Aim of the task
All of the records below should be output exactly.

Records that describe figures
* * * * * * *
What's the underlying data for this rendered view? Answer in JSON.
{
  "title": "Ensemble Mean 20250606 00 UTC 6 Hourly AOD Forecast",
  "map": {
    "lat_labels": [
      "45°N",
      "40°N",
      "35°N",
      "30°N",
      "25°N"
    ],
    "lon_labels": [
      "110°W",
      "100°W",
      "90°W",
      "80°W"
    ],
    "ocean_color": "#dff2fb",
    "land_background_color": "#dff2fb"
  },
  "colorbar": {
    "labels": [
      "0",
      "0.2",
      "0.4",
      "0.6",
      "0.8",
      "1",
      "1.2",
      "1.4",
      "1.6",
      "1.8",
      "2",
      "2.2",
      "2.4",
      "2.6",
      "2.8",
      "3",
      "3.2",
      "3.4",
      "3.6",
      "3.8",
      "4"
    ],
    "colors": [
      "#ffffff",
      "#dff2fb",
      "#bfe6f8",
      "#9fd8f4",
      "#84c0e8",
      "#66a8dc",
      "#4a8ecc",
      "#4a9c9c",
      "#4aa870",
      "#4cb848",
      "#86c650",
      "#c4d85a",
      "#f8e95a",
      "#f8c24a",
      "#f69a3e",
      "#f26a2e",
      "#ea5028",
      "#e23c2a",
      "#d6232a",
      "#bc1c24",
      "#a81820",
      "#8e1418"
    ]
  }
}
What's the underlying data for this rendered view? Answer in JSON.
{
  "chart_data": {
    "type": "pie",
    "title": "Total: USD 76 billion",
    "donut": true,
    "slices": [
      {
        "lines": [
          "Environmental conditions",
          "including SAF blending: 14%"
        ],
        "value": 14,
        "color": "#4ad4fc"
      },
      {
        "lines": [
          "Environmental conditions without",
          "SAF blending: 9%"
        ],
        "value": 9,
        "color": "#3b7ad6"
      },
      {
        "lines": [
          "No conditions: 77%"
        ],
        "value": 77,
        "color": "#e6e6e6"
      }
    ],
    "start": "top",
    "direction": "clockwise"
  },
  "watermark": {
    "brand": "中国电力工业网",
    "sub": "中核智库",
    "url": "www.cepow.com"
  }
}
* * * * * * *
Finished task
What's the underlying data for this rendered view? Answer in JSON.
{
  "title": "Ensemble Mean 20250606 00 UTC 6 Hourly AOD Forecast",
  "map": {
    "lat_labels": [
      "45°N",
      "40°N",
      "35°N",
      "30°N",
      "25°N"
    ],
    "lon_labels": [
      "110°W",
      "100°W",
      "90°W",
      "80°W"
    ],
    "ocean_color": "#dff2fb",
    "land_background_color": "#dff2fb"
  },
  "colorbar": {
    "labels": [
      "0",
      "0.2",
      "0.4",
      "0.6",
      "0.8",
      "1",
      "1.2",
      "1.4",
      "1.6",
      "1.8",
      "2",
      "2.2",
      "2.4",
      "2.6",
      "2.8",
      "3",
      "3.2",
      "3.4",
      "3.6",
      "3.8",
      "4"
    ],
    "colors": [
      "#ffffff",
      "#dff2fb",
      "#bfe6f8",
      "#9fd8f4",
      "#84c0e8",
      "#66a8dc",
      "#4a8ecc",
      "#4a9c9c",
      "#4aa870",
      "#4cb848",
      "#86c650",
      "#c4d85a",
      "#f8e95a",
      "#f8c24a",
      "#f69a3e",
      "#f26a2e",
      "#ea5028",
      "#e23c2a",
      "#d6232a",
      "#bc1c24",
      "#a81820",
      "#8e1418"
    ]
  }
}
What's the underlying data for this rendered view? Answer in JSON.
{
  "chart_data": {
    "type": "pie",
    "title": "Total: USD 76 billion",
    "donut": true,
    "slices": [
      {
        "lines": [
          "Environmental conditions",
          "including SAF blending: 14%"
        ],
        "value": 14,
        "color": "#4ad4fc"
      },
      {
        "lines": [
          "Environmental conditions without",
          "SAF blending: 9%"
        ],
        "value": 9,
        "color": "#3b7ad6"
      },
      {
        "lines": [
          "No conditions: 77%"
        ],
        "value": 77,
        "color": "#e6e6e6"
      }
    ],
    "start": "top",
    "direction": "clockwise"
  },
  "watermark": {
    "brand": "中国电力工业网",
    "sub": "中核智库",
    "url": "www.cepow.com"
  }
}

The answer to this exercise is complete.